*Records shown:*
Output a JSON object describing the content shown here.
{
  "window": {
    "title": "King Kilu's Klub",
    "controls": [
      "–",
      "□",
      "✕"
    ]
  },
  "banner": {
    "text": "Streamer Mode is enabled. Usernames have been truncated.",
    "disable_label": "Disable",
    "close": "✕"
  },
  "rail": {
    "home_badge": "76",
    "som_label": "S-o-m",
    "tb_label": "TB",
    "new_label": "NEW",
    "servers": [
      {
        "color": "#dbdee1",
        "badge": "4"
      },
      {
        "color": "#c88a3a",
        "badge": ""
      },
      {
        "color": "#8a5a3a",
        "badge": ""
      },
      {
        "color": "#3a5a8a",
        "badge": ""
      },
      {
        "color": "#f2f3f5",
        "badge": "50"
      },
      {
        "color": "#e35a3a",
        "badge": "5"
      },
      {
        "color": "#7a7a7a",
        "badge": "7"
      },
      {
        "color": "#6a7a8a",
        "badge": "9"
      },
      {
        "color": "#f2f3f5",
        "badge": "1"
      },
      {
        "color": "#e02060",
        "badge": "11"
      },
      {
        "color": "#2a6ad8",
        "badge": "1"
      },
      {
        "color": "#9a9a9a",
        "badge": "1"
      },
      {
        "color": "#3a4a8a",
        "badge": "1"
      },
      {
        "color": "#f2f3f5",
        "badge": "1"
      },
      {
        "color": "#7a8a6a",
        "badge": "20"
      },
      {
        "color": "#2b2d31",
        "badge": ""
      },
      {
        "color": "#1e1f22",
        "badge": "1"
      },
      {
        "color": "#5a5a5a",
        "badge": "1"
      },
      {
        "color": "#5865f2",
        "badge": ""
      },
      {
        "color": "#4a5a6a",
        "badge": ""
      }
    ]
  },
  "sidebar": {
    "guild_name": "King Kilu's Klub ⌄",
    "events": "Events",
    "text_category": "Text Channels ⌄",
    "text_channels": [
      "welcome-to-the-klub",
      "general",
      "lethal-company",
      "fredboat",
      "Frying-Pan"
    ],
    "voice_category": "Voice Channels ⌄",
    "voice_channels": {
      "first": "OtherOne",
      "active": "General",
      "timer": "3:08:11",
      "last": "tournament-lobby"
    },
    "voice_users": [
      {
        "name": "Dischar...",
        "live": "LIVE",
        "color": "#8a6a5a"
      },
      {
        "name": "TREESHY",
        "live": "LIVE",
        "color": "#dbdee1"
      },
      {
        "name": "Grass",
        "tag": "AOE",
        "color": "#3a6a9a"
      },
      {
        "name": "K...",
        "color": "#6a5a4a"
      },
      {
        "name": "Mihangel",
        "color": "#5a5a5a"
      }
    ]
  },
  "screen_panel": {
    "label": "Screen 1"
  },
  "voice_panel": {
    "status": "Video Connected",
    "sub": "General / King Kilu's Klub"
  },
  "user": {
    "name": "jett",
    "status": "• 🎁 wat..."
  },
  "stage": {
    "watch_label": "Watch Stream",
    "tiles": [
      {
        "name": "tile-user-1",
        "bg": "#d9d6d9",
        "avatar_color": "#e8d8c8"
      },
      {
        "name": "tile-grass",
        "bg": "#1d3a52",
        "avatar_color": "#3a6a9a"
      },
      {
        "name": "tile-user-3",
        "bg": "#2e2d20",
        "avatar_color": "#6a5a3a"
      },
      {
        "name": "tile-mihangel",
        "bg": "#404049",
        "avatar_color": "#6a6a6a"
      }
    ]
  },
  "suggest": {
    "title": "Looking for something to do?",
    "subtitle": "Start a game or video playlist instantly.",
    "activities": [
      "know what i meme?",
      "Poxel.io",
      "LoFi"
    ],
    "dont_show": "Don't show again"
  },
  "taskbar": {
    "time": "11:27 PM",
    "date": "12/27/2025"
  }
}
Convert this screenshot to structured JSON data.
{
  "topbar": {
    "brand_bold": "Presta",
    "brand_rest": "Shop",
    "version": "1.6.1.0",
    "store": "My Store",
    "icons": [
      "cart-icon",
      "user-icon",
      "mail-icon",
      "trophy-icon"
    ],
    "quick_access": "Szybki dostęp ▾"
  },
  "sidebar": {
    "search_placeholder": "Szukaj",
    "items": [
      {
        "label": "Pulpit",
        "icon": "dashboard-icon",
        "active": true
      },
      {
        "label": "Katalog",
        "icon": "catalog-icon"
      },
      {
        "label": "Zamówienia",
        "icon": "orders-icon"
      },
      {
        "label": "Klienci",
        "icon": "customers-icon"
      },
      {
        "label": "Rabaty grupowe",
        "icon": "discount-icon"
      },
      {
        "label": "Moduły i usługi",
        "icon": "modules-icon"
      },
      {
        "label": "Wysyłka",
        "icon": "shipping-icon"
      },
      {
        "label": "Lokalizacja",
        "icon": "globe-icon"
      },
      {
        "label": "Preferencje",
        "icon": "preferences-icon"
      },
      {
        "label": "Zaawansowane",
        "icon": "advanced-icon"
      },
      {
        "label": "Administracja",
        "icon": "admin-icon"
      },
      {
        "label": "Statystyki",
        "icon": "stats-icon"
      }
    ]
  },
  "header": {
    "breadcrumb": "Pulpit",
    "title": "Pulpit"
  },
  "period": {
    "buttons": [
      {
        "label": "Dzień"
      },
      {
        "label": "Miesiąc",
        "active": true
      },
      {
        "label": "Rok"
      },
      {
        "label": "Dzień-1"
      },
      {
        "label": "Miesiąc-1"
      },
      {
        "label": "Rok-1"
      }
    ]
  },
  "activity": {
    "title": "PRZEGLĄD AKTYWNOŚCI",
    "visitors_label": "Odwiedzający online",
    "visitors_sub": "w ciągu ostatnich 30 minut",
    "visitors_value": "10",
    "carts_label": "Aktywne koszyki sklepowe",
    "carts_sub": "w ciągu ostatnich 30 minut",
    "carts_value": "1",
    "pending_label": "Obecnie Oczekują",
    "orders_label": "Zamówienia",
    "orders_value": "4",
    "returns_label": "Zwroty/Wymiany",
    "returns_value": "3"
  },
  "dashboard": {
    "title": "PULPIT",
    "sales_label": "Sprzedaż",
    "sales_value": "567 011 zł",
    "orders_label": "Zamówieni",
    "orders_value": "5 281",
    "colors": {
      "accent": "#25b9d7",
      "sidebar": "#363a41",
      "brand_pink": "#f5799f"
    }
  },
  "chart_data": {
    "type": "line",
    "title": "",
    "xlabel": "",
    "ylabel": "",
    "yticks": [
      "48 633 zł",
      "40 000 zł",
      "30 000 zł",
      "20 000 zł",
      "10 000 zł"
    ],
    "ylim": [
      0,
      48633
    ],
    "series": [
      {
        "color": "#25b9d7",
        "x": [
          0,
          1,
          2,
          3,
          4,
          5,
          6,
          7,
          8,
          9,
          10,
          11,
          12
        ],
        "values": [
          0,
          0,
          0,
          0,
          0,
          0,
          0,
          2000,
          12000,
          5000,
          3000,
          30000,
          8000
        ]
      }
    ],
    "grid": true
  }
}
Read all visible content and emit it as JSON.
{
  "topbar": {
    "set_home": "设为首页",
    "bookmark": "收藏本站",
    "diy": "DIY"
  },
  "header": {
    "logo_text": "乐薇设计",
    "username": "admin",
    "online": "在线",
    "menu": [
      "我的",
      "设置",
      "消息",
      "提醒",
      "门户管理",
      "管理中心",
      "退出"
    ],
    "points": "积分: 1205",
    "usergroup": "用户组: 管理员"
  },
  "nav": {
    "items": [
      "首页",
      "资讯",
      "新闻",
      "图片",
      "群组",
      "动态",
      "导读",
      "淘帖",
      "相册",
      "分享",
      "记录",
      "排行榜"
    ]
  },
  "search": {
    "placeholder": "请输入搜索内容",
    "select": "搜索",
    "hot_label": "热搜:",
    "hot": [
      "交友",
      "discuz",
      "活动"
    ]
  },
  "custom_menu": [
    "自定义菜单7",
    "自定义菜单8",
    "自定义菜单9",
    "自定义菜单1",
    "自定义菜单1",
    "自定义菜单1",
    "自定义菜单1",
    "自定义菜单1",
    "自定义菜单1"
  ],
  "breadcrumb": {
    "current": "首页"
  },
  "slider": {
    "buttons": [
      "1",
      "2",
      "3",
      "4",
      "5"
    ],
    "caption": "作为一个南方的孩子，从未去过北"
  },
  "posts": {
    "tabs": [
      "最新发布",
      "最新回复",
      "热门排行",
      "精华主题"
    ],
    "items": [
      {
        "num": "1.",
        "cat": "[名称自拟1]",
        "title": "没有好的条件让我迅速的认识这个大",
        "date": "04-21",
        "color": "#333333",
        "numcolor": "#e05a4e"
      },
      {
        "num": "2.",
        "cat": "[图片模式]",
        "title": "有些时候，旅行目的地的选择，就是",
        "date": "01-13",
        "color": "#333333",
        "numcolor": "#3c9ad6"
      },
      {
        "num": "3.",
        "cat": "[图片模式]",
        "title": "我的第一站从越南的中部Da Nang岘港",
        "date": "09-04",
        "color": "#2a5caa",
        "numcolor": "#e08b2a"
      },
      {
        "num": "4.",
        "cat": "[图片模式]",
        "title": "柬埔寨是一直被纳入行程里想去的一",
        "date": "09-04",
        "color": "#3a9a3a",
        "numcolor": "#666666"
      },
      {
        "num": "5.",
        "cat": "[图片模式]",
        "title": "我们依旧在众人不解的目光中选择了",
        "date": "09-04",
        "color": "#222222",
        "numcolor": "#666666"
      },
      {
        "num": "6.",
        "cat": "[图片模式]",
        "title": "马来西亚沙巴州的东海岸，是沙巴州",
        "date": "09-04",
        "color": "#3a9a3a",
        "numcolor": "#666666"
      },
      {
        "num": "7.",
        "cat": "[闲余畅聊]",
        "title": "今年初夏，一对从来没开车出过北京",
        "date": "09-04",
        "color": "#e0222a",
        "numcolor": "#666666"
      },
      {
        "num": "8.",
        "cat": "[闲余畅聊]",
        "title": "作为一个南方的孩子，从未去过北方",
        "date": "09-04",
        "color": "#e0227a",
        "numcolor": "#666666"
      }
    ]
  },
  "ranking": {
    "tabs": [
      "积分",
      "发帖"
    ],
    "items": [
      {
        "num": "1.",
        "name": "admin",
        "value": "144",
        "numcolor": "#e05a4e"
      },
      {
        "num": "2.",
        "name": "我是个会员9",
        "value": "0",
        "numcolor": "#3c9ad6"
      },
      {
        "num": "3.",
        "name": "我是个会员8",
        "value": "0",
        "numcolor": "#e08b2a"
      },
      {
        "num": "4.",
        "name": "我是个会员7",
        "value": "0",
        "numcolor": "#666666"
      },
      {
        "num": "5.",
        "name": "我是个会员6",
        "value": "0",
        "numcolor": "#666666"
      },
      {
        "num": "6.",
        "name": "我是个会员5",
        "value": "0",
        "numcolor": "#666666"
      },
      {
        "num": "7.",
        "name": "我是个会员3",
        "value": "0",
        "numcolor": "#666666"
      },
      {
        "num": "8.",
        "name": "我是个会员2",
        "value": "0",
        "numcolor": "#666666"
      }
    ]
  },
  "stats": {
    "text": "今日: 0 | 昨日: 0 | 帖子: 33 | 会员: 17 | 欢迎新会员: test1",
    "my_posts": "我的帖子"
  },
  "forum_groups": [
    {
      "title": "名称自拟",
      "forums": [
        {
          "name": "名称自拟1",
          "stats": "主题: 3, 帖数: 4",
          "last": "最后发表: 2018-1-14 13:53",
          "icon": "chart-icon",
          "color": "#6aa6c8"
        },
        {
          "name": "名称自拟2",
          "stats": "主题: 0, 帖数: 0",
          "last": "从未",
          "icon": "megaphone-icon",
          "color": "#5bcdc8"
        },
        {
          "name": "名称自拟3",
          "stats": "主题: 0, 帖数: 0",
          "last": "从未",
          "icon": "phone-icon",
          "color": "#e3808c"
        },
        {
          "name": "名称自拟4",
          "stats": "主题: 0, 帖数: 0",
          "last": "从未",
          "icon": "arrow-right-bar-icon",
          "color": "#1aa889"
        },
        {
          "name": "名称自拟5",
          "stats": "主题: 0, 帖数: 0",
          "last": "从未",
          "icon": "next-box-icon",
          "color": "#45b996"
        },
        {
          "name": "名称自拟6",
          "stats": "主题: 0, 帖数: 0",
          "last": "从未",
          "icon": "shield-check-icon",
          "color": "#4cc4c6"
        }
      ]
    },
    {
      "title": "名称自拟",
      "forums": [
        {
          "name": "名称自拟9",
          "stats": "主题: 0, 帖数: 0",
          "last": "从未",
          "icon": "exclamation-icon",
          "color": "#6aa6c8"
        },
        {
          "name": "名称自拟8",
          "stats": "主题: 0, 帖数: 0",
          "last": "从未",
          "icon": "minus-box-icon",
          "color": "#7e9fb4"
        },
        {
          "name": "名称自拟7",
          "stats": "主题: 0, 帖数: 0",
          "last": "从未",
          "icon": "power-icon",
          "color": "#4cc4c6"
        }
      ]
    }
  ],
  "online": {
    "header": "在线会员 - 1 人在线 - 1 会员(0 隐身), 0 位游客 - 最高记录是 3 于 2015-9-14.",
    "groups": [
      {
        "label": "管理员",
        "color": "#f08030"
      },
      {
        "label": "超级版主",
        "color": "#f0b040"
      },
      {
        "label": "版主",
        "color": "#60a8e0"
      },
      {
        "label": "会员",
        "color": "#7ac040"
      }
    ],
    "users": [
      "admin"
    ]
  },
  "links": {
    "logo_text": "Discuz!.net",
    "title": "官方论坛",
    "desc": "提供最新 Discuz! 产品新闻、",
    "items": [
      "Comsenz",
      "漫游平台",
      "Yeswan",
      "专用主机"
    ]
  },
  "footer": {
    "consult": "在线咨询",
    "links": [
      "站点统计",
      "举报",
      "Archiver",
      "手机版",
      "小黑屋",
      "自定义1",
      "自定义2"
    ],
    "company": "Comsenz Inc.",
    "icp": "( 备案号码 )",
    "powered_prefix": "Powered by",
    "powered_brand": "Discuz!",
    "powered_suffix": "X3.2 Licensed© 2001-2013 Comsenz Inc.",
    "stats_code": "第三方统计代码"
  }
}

*Your task:*
Above are several records. Count the lines among them that contain "Comsenz" and give only the total.

*Result for this task:*
3